What to do
Copy the rows below word for word, beginning with the row that contains "What elements are" and ending with the row that contains "x-tick-label: APR xyxy=(128,492,158,508)", both included.

Given information
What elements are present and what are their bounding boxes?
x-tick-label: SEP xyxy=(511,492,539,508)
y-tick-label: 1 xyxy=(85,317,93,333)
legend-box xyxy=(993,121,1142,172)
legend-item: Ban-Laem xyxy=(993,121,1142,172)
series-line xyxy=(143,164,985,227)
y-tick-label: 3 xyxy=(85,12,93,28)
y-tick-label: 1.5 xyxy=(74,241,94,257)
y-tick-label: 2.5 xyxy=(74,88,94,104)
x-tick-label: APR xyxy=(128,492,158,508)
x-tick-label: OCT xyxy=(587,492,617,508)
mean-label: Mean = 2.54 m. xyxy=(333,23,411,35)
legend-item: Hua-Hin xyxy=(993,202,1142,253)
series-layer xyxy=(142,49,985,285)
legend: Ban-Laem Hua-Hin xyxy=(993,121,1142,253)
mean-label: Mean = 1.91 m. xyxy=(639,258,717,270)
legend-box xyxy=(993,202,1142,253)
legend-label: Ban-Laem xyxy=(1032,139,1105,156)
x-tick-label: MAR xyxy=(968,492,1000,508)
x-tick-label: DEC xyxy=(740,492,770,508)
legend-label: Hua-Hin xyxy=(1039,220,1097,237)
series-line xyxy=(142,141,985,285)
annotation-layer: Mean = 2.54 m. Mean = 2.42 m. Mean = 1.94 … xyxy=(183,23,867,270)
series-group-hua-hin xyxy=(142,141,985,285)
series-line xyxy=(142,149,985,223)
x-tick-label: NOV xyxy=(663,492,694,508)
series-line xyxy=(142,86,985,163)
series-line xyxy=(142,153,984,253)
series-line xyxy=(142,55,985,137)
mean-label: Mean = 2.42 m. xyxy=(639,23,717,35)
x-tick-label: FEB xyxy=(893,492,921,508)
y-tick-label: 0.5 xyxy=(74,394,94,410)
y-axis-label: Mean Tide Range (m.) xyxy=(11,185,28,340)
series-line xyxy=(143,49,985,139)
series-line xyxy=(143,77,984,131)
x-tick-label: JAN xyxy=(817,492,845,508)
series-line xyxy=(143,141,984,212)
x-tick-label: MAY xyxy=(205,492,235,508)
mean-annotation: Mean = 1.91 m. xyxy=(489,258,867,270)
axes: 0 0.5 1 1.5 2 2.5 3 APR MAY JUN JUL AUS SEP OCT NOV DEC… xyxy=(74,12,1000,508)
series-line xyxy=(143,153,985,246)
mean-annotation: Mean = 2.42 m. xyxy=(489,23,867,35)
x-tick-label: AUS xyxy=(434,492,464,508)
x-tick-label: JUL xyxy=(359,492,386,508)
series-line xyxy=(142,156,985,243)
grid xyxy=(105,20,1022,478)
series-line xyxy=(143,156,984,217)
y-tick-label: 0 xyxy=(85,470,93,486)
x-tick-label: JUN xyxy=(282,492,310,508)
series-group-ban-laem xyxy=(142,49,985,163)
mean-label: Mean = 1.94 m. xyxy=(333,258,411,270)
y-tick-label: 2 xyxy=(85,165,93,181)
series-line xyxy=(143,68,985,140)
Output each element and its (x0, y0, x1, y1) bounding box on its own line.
---
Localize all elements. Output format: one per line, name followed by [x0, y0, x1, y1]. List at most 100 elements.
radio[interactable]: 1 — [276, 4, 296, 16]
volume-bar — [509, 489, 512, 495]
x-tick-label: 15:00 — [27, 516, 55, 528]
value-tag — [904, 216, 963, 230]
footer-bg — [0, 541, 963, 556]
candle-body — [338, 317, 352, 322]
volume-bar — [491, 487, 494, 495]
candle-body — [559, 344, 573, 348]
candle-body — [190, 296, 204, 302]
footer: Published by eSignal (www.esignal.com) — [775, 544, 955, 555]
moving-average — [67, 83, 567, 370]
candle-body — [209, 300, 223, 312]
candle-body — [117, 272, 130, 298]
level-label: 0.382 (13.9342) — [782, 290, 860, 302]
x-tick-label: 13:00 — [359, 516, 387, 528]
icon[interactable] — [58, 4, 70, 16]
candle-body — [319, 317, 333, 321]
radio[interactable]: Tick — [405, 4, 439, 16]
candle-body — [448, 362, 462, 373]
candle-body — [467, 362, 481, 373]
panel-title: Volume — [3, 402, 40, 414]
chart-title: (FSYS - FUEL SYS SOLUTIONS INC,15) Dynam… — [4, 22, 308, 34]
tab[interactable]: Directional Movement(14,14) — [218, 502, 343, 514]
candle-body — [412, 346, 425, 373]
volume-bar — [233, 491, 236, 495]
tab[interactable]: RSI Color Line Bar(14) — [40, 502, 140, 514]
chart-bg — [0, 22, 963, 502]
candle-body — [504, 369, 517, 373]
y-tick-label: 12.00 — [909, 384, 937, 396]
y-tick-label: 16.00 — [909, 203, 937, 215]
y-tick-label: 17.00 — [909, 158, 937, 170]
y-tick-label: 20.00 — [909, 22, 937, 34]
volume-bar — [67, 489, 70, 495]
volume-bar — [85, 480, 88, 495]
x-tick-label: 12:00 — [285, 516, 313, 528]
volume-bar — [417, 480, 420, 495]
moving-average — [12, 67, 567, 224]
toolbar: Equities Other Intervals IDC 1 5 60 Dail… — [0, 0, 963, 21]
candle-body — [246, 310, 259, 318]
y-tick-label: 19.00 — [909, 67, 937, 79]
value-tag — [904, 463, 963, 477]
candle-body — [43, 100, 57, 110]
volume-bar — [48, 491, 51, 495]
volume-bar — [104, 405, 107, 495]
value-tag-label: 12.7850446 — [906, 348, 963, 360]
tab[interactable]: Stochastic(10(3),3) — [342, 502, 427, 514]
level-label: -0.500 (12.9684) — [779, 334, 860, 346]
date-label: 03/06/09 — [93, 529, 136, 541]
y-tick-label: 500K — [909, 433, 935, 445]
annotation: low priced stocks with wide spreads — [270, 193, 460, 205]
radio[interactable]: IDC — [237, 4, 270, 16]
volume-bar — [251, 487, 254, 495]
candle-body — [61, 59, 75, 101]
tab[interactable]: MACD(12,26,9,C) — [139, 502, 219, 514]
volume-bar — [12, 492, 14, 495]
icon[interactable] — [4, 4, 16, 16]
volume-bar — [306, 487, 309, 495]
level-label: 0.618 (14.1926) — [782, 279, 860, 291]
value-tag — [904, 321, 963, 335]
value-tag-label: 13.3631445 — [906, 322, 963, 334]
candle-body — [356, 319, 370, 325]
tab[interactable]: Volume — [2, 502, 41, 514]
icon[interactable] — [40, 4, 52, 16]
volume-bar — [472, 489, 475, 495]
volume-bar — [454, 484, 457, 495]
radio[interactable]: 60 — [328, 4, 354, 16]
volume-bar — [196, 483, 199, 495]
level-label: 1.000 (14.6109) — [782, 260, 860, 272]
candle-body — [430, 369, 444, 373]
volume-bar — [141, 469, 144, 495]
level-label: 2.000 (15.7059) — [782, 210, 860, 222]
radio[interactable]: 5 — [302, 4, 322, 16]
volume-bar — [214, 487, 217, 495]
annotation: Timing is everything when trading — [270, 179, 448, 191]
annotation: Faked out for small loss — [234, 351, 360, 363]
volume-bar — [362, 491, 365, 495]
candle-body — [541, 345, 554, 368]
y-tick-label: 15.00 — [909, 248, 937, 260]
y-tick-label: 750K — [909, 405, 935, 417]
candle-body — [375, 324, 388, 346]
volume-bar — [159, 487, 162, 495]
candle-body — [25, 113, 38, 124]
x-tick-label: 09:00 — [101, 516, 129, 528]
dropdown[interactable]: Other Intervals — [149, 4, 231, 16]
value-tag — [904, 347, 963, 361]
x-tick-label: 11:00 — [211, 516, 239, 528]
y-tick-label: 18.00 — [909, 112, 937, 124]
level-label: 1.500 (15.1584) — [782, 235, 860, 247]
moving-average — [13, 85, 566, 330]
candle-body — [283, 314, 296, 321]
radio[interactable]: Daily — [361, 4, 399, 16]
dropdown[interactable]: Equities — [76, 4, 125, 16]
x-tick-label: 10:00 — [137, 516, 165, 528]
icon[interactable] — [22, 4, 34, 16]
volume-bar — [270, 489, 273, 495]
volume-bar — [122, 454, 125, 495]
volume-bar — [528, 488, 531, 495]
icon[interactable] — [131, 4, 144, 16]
...
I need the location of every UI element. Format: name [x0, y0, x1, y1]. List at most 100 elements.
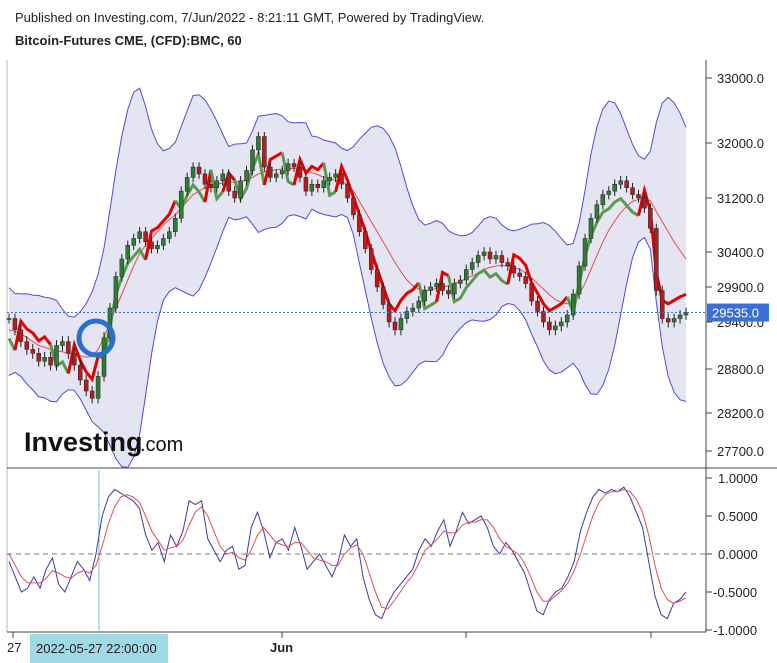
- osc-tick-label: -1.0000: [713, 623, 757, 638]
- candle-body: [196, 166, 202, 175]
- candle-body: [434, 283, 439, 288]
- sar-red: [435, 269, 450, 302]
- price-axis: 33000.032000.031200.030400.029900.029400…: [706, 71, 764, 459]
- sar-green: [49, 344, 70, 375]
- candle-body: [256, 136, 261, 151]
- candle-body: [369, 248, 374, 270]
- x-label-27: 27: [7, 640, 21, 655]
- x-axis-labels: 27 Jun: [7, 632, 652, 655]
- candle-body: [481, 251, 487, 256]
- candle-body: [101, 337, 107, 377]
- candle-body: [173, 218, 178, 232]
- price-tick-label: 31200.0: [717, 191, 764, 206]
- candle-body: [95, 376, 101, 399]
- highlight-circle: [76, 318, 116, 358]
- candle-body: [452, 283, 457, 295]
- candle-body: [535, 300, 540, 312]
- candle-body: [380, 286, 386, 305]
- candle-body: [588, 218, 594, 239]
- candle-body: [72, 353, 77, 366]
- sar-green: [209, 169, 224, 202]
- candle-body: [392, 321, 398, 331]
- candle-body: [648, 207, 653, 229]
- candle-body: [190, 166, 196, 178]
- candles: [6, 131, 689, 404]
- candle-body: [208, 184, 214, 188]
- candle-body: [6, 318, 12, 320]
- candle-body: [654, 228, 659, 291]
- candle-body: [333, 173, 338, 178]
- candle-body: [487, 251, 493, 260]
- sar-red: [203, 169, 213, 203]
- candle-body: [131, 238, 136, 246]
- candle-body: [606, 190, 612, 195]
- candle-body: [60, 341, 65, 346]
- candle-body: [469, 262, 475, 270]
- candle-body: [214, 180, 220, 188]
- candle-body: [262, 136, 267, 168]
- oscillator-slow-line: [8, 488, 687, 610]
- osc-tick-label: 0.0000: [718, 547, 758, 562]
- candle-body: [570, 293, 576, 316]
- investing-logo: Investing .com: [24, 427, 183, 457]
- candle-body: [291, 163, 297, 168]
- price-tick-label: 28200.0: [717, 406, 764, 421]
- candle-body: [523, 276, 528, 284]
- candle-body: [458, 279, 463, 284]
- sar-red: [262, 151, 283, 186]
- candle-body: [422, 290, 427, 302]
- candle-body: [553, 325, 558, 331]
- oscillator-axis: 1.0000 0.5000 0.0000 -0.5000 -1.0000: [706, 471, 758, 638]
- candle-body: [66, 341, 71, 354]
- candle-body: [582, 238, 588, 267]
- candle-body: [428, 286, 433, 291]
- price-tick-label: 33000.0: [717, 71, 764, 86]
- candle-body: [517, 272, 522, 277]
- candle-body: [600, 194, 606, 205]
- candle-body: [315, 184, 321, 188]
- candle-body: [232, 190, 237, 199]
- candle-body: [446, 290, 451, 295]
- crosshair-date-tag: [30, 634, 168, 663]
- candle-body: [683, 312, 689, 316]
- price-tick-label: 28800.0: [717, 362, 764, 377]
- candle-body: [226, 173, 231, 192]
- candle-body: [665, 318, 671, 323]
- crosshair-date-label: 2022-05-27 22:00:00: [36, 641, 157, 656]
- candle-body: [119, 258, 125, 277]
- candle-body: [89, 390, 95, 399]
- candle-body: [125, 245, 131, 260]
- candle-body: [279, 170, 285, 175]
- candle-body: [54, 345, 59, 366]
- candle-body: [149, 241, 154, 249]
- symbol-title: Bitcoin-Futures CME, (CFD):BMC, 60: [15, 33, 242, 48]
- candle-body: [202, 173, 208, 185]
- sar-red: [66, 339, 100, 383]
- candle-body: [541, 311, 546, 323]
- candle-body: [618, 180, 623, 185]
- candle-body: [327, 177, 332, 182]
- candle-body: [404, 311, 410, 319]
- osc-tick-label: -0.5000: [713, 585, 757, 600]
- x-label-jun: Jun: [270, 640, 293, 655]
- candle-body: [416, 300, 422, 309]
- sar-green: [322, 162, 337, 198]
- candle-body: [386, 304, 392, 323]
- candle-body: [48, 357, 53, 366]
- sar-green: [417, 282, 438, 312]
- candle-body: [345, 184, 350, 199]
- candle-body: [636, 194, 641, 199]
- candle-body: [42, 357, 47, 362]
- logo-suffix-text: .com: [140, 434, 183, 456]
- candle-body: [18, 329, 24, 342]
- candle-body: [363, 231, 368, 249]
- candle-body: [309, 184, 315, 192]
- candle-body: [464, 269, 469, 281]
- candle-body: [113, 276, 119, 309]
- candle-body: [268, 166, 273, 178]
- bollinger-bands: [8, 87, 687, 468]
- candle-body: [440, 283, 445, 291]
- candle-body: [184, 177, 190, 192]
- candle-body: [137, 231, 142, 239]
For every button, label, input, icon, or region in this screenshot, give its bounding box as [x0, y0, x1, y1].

The solution
What elements are present and what are their bounding boxes?
x-tick-label: SEP xyxy=(511,492,539,508)
y-tick-label: 1 xyxy=(85,317,93,333)
legend-box xyxy=(993,121,1142,172)
legend-item: Ban-Laem xyxy=(993,121,1142,172)
series-line xyxy=(143,164,985,227)
y-tick-label: 3 xyxy=(85,12,93,28)
y-tick-label: 1.5 xyxy=(74,241,94,257)
y-tick-label: 2.5 xyxy=(74,88,94,104)
x-tick-label: APR xyxy=(128,492,158,508)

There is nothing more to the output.